>> start

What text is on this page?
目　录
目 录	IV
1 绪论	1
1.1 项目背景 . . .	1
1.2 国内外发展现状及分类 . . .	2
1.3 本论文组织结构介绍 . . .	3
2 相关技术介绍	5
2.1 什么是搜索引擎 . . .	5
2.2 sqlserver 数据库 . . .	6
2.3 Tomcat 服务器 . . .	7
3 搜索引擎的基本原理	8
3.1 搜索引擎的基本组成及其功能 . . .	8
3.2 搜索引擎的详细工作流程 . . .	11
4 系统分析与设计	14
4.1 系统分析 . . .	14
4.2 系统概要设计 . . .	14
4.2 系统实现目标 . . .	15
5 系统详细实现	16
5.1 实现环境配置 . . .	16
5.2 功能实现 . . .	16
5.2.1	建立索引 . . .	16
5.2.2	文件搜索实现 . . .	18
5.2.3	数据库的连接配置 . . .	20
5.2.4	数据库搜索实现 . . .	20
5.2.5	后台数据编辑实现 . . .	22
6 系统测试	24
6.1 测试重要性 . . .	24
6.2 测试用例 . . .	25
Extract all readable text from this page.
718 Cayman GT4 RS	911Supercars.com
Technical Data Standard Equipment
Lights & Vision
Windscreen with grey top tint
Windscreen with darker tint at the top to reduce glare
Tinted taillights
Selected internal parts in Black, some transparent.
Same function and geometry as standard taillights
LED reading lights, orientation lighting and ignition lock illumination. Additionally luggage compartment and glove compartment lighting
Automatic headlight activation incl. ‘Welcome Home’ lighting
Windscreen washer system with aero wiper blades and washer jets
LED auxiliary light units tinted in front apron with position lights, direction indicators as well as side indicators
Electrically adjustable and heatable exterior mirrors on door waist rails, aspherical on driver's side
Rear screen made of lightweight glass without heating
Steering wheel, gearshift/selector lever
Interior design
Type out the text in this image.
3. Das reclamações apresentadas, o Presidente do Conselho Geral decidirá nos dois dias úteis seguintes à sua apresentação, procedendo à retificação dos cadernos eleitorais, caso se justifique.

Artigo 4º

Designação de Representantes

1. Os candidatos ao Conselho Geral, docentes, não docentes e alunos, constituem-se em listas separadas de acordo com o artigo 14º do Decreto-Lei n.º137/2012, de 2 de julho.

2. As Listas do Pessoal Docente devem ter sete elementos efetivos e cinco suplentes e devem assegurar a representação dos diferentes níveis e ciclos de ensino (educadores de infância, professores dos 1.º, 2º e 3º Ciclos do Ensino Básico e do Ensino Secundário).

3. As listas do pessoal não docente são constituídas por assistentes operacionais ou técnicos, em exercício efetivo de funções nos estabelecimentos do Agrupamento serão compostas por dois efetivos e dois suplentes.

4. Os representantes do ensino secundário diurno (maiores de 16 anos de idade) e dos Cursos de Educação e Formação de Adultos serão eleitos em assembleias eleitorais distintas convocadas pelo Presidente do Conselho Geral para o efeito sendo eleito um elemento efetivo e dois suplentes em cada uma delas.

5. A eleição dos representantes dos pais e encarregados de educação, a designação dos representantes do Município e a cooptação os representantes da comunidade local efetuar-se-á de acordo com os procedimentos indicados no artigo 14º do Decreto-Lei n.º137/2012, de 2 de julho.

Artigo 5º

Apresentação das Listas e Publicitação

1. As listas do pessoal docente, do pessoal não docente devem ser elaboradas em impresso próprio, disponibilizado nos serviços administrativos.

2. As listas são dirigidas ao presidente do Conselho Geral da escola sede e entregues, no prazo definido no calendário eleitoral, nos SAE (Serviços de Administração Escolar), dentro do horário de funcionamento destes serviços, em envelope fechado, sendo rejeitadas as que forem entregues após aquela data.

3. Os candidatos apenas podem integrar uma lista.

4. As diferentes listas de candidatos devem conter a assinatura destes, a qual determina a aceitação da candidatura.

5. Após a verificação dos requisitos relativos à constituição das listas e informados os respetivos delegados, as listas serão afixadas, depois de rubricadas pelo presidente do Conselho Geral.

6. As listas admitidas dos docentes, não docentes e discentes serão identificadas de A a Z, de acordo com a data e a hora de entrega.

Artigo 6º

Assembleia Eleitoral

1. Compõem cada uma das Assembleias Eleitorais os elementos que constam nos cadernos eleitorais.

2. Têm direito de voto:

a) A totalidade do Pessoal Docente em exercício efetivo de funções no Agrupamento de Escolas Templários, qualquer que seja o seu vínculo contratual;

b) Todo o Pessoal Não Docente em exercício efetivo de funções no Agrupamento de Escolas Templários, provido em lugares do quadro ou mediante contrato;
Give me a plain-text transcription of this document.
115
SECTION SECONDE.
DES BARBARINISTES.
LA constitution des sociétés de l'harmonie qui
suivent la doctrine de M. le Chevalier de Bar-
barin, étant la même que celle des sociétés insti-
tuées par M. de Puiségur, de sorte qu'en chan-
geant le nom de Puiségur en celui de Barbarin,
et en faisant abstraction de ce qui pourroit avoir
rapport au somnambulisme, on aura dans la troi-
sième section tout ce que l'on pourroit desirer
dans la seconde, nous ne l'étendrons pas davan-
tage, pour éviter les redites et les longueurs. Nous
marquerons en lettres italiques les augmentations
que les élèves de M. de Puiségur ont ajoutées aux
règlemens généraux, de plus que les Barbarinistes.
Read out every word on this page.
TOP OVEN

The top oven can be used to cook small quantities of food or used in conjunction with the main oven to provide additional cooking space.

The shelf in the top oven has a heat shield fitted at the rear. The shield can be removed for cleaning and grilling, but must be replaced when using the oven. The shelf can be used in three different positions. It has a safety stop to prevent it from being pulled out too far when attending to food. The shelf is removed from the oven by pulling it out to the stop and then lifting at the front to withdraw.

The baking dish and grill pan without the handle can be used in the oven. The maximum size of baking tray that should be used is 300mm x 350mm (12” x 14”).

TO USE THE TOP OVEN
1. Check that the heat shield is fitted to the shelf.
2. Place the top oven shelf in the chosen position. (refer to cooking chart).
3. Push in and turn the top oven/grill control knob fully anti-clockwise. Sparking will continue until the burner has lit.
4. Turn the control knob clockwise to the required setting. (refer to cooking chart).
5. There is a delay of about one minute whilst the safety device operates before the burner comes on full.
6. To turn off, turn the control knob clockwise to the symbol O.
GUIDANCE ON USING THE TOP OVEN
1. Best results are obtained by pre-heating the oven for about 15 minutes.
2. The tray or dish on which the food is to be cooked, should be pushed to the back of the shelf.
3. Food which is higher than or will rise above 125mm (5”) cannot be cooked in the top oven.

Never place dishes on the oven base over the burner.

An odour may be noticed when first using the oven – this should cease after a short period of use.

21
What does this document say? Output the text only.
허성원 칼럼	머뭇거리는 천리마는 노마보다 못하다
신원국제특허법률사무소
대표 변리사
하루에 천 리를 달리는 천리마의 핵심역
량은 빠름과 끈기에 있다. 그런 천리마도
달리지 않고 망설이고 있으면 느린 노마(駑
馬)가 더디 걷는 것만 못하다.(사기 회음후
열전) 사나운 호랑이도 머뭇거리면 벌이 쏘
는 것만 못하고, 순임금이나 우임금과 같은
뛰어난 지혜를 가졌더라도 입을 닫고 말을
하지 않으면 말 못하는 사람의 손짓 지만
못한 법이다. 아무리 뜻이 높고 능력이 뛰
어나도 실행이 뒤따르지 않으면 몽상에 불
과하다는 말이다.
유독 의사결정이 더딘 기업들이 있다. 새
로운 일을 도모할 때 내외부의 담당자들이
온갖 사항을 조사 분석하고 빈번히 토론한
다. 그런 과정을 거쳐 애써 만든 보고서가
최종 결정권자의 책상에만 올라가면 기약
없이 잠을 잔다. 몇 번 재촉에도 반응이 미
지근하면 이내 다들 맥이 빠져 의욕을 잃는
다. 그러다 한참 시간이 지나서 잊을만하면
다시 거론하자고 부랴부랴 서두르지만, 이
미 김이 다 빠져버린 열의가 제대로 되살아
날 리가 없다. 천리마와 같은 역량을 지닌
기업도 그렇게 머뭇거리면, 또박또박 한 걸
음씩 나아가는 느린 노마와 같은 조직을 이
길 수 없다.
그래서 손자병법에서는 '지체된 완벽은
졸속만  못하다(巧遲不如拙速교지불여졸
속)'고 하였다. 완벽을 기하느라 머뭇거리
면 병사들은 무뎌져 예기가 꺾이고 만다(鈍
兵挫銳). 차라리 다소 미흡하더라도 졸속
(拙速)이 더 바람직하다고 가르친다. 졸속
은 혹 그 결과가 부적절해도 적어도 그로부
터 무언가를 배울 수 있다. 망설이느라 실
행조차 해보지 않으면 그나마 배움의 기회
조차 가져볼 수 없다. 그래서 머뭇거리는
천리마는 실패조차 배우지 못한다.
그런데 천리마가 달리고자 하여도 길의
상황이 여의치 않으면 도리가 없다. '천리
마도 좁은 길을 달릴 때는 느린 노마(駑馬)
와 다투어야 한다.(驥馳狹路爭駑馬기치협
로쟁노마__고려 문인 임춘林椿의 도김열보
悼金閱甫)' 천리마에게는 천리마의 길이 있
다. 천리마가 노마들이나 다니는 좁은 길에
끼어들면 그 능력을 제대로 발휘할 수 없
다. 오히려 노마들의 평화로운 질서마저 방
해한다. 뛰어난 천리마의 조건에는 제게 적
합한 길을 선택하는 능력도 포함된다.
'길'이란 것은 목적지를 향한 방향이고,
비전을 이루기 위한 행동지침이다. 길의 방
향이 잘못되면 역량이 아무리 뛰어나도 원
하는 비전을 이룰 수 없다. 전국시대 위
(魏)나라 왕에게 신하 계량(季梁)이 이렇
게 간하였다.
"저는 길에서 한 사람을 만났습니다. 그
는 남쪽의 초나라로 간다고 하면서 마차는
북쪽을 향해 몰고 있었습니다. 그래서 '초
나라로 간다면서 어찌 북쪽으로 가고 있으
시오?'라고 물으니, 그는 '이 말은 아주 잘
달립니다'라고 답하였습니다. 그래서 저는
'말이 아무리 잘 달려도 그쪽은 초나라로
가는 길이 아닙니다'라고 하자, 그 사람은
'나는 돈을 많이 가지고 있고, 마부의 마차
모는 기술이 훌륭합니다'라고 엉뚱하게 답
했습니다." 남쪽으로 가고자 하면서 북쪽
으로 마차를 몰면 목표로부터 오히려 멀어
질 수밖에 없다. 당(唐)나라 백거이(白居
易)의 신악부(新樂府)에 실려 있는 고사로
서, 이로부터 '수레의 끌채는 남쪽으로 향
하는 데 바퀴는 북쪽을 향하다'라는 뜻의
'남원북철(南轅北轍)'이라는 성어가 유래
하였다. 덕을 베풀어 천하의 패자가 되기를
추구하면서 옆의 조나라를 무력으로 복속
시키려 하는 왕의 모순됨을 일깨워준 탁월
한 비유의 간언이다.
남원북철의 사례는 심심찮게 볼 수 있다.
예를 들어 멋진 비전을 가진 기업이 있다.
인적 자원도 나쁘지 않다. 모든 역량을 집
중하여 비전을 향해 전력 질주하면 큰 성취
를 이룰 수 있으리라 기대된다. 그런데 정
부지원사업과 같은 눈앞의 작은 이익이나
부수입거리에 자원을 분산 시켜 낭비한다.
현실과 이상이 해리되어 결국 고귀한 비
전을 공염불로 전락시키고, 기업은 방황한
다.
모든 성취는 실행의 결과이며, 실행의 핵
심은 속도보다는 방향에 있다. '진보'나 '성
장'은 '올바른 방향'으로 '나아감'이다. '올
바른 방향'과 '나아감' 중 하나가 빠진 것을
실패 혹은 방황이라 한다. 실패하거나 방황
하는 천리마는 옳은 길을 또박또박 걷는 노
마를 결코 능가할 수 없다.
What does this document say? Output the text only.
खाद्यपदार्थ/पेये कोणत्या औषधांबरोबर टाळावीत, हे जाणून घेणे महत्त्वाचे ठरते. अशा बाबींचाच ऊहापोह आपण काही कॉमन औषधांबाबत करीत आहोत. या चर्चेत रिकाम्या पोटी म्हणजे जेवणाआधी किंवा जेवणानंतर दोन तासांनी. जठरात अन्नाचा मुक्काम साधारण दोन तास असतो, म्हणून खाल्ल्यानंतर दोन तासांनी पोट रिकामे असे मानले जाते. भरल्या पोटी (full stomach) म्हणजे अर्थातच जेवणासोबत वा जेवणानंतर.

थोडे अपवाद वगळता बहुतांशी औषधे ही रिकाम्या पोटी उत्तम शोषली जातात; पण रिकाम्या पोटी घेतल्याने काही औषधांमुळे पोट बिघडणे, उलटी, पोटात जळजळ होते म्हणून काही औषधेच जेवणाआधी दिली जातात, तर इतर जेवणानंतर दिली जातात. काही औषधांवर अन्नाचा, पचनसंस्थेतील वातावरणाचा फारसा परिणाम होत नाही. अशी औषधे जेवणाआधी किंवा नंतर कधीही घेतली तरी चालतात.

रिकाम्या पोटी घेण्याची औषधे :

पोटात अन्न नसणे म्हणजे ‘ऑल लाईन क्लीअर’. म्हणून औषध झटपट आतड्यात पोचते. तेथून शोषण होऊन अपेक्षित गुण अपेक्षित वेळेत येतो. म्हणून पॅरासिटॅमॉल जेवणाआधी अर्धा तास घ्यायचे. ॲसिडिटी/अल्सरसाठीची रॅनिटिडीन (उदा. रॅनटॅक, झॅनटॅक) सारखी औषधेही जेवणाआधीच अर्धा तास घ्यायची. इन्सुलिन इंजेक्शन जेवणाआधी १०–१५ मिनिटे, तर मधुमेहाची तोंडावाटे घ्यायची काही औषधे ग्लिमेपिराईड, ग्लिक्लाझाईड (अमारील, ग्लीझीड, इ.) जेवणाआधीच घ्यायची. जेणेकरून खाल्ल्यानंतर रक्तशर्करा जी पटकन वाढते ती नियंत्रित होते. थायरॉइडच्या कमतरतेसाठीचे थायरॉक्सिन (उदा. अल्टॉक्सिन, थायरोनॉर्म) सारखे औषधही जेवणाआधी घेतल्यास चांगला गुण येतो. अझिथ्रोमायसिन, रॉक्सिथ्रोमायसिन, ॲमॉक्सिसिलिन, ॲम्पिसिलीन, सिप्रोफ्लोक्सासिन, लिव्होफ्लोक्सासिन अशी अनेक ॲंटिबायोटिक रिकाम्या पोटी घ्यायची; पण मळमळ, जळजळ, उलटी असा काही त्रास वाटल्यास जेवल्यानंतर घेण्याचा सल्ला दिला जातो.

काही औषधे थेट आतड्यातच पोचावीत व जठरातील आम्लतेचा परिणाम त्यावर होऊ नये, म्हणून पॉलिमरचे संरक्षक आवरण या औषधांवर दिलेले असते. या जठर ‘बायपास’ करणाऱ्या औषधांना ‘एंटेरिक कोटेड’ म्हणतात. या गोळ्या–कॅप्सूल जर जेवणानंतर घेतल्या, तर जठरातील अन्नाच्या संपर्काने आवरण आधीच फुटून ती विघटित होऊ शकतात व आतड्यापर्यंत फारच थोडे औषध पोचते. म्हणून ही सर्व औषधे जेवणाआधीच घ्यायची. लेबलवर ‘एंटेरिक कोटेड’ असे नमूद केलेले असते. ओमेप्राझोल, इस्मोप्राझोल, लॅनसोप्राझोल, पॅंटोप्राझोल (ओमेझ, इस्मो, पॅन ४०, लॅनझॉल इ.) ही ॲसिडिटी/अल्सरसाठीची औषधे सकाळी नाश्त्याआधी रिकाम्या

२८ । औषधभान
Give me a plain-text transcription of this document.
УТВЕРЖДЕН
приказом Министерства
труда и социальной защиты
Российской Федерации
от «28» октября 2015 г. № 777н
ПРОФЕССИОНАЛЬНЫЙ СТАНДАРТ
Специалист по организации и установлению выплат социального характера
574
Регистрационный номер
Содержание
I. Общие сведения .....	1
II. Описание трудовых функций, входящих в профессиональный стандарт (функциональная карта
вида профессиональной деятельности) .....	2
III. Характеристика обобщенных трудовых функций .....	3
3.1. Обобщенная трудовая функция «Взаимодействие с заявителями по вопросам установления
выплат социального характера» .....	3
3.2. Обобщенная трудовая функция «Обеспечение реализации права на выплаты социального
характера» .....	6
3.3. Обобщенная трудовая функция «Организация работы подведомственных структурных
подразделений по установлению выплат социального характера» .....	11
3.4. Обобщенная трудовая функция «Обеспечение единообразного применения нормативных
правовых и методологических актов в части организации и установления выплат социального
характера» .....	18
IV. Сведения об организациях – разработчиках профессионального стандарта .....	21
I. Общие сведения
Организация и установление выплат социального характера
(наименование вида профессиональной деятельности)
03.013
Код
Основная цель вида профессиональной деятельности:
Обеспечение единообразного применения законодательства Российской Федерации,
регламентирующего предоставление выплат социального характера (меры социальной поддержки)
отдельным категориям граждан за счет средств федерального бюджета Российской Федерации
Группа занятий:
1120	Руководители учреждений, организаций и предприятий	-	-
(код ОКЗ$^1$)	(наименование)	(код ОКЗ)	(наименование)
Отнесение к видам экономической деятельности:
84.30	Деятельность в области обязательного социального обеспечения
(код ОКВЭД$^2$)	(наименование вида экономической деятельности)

>> end

WHAT TO DO — Your answer should be one number: how many lines of the listing include the word "Обеспечение".

CORRECT RESPONSE — 3